CE QUI EST DEMANDÉ:
Pouvez-vous mettre sous forme de liste numérotée tout ce qui va de la ligne contenant « standard-point [415,54,423,62] » jusqu'à la fin des enregistrements, ces deux bornes comprises, en omettant les lignes vides ?

ENREGISTREMENTS PRÉSENTÉS:
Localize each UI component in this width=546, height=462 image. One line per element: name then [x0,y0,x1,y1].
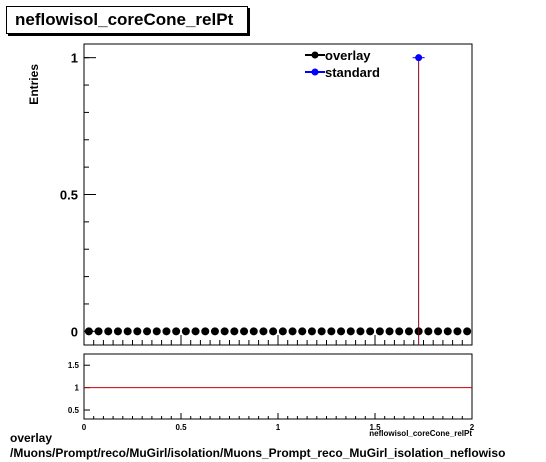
standard-point [415,54,423,62]
overlay-point [201,327,210,336]
overlay-point [230,327,239,336]
overlay-point [307,327,316,336]
chart-title: neflowisol_coreCone_relPt [15,10,234,29]
overlay-point [249,327,258,336]
overlay-point [104,327,113,336]
ratio-x-tick-label: 0 [82,423,87,432]
overlay-point [453,327,462,336]
overlay-point [210,327,219,336]
overlay-point [443,327,452,336]
overlay-point [220,327,229,336]
ratio-x-axis-label: neflowisol_coreCone_relPt [369,429,472,438]
overlay-point [366,327,375,336]
overlay-point [434,327,443,336]
legend-marker-overlay [311,51,319,59]
overlay-point [133,327,142,336]
overlay-point [162,327,171,336]
y-tick-label: 1 [71,51,78,66]
y-tick-label: 0.5 [60,188,78,203]
overlay-point [143,327,152,336]
overlay-point [356,327,365,336]
overlay-point [172,327,181,336]
overlay-point [181,327,190,336]
legend-label-standard: standard [325,65,380,80]
legend-marker-standard [311,68,319,76]
ratio-x-tick-label: 2 [470,423,475,432]
ratio-y-tick-label: 1 [75,384,80,393]
overlay-point [327,327,336,336]
overlay-point [278,327,287,336]
overlay-point [123,327,132,336]
overlay-point [337,327,346,336]
overlay-point [346,327,355,336]
ratio-y-tick-label: 0.5 [68,406,80,415]
ratio-x-tick-label: 1 [276,423,281,432]
footer-line-1: overlay [10,431,53,445]
overlay-point [269,327,278,336]
ratio-frame [83,353,473,420]
ratio-x-tick-label: 1.5 [369,423,381,432]
y-axis-label: Entries [27,64,41,105]
overlay-point [240,327,249,336]
overlay-point [94,327,103,336]
plot-frame [83,43,473,346]
overlay-point [298,327,307,336]
chart-title-box: neflowisol_coreCone_relPt [6,6,248,34]
overlay-point [424,327,433,336]
overlay-point [191,327,200,336]
overlay-point [288,327,297,336]
legend-label-overlay: overlay [325,48,371,63]
overlay-point [404,327,413,336]
overlay-point [385,327,394,336]
ratio-y-tick-label: 1.5 [68,361,80,370]
ratio-x-tick-label: 0.5 [175,423,187,432]
overlay-point [84,327,93,336]
overlay-point [259,327,268,336]
overlay-point [113,327,122,336]
y-tick-label: 0 [71,324,78,339]
overlay-point [152,327,161,336]
footer-line-2: /Muons/Prompt/reco/MuGirl/isolation/Muon… [10,446,506,460]
overlay-point [375,327,384,336]
overlay-point [317,327,326,336]
overlay-point [463,327,472,336]
overlay-point [395,327,404,336]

RÉPONSE RÉDIGÉE:
1. standard-point [415,54,423,62]
2. overlay-point [201,327,210,336]
3. overlay-point [230,327,239,336]
4. overlay-point [307,327,316,336]
5. chart-title: neflowisol_coreCone_relPt [15,10,234,29]
6. overlay-point [249,327,258,336]
7. overlay-point [104,327,113,336]
8. ratio-x-tick-label: 0 [82,423,87,432]
9. overlay-point [453,327,462,336]
10. overlay-point [210,327,219,336]
11. overlay-point [443,327,452,336]
12. overlay-point [220,327,229,336]
13. ratio-x-axis-label: neflowisol_coreCone_relPt [369,429,472,438]
14. overlay-point [366,327,375,336]
15. overlay-point [434,327,443,336]
16. legend-marker-overlay [311,51,319,59]
17. overlay-point [133,327,142,336]
18. overlay-point [162,327,171,336]
19. y-tick-label: 1 [71,51,78,66]
20. y-tick-label: 0.5 [60,188,78,203]
21. overlay-point [143,327,152,336]
22. overlay-point [356,327,365,336]
23. overlay-point [172,327,181,336]
24. overlay-point [181,327,190,336]
25. legend-label-standard: standard [325,65,380,80]
26. legend-marker-standard [311,68,319,76]
27. ratio-x-tick-label: 2 [470,423,475,432]
28. ratio-y-tick-label: 1 [75,384,80,393]
29. overlay-point [327,327,336,336]
30. overlay-point [278,327,287,336]
31. overlay-point [123,327,132,336]
32. overlay-point [337,327,346,336]
33. overlay-point [346,327,355,336]
34. ratio-y-tick-label: 0.5 [68,406,80,415]
35. ratio-x-tick-label: 1 [276,423,281,432]
36. footer-line-1: overlay [10,431,53,445]
37. overlay-point [269,327,278,336]
38. ratio-frame [83,353,473,420]
39. ratio-x-tick-label: 1.5 [369,423,381,432]
40. y-axis-label: Entries [27,64,41,105]
41. overlay-point [240,327,249,336]
42. overlay-point [94,327,103,336]
43. plot-frame [83,43,473,346]
44. overlay-point [298,327,307,336]
45. chart-title-box: neflowisol_coreCone_relPt [6,6,248,34]
46. overlay-point [424,327,433,336]
47. overlay-point [191,327,200,336]
48. overlay-point [288,327,297,336]
49. legend-label-overlay: overlay [325,48,371,63]
50. overlay-point [404,327,413,336]
51. overlay-point [385,327,394,336]
52. ratio-y-tick-label: 1.5 [68,361,80,370]
53. ratio-x-tick-label: 0.5 [175,423,187,432]
54. overlay-point [84,327,93,336]
55. overlay-point [259,327,268,336]
56. overlay-point [113,327,122,336]
57. y-tick-label: 0 [71,324,78,339]
58. overlay-point [152,327,161,336]
59. footer-line-2: /Muons/Prompt/reco/MuGirl/isolation/Muon… [10,446,506,460]
60. overlay-point [375,327,384,336]
61. overlay-point [317,327,326,336]
62. overlay-point [463,327,472,336]
63. overlay-point [395,327,404,336]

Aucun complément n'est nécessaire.